Data excerpts:
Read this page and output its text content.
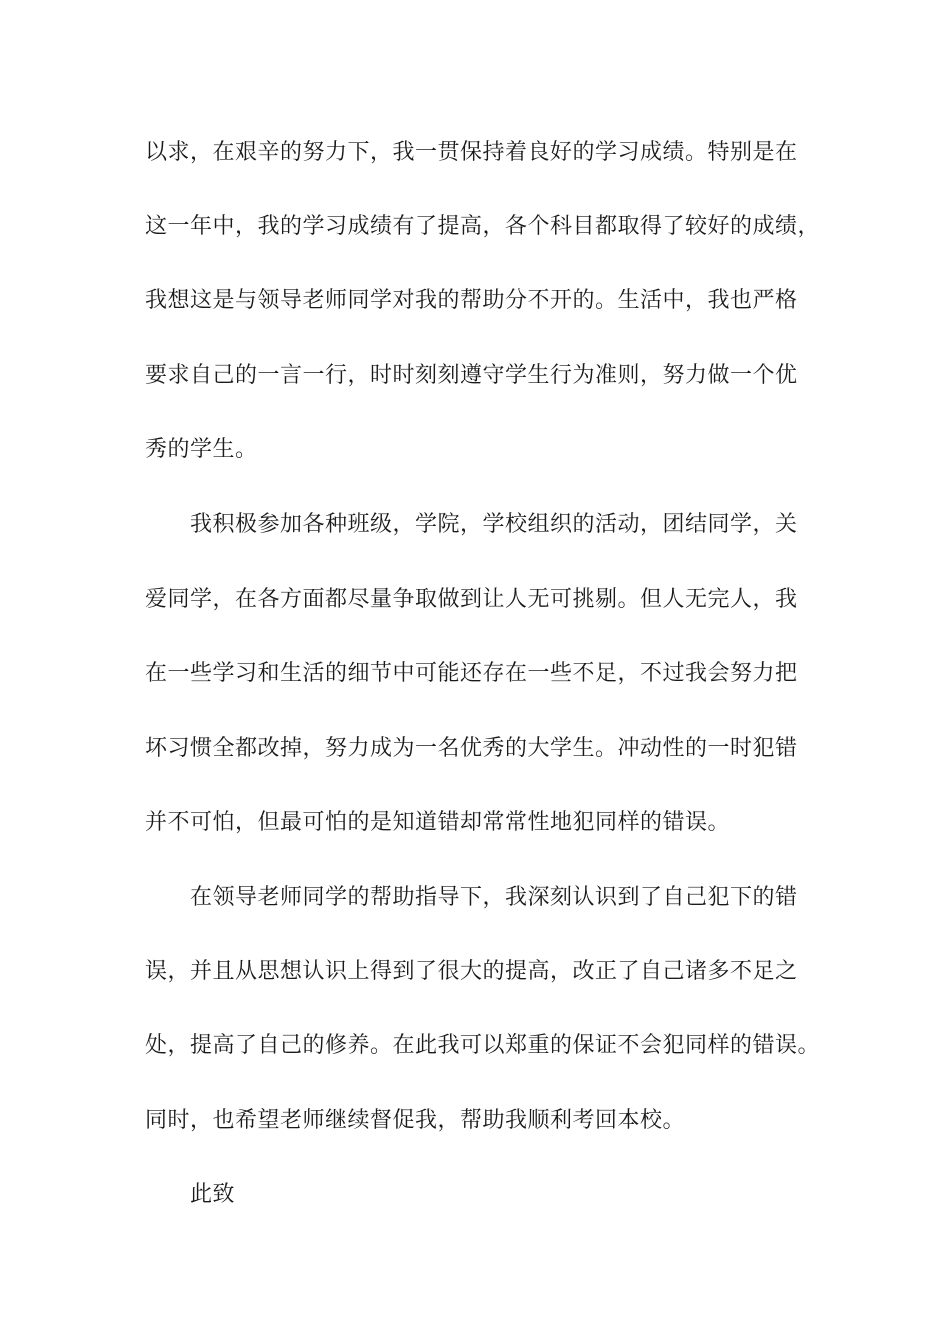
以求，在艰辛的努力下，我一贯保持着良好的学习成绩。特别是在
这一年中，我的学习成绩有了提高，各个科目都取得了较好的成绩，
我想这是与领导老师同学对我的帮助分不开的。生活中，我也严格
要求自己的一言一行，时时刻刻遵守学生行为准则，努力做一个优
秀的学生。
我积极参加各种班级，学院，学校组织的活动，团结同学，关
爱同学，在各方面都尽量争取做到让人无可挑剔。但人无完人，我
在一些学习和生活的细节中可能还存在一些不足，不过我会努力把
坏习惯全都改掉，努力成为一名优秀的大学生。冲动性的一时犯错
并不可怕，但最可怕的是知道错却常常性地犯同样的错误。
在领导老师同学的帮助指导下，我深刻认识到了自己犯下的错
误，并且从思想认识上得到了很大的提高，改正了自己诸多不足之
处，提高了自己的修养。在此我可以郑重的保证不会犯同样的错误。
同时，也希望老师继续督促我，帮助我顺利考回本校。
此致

REQUEST —
Return the whole listing, word for word, and leave out every picture.

RESPONSE TO THIS EXERCISE —
Read this page and output its text content.
以求，在艰辛的努力下，我一贯保持着良好的学习成绩。特别是在
这一年中，我的学习成绩有了提高，各个科目都取得了较好的成绩，
我想这是与领导老师同学对我的帮助分不开的。生活中，我也严格
要求自己的一言一行，时时刻刻遵守学生行为准则，努力做一个优
秀的学生。
我积极参加各种班级，学院，学校组织的活动，团结同学，关
爱同学，在各方面都尽量争取做到让人无可挑剔。但人无完人，我
在一些学习和生活的细节中可能还存在一些不足，不过我会努力把
坏习惯全都改掉，努力成为一名优秀的大学生。冲动性的一时犯错
并不可怕，但最可怕的是知道错却常常性地犯同样的错误。
在领导老师同学的帮助指导下，我深刻认识到了自己犯下的错
误，并且从思想认识上得到了很大的提高，改正了自己诸多不足之
处，提高了自己的修养。在此我可以郑重的保证不会犯同样的错误。
同时，也希望老师继续督促我，帮助我顺利考回本校。
此致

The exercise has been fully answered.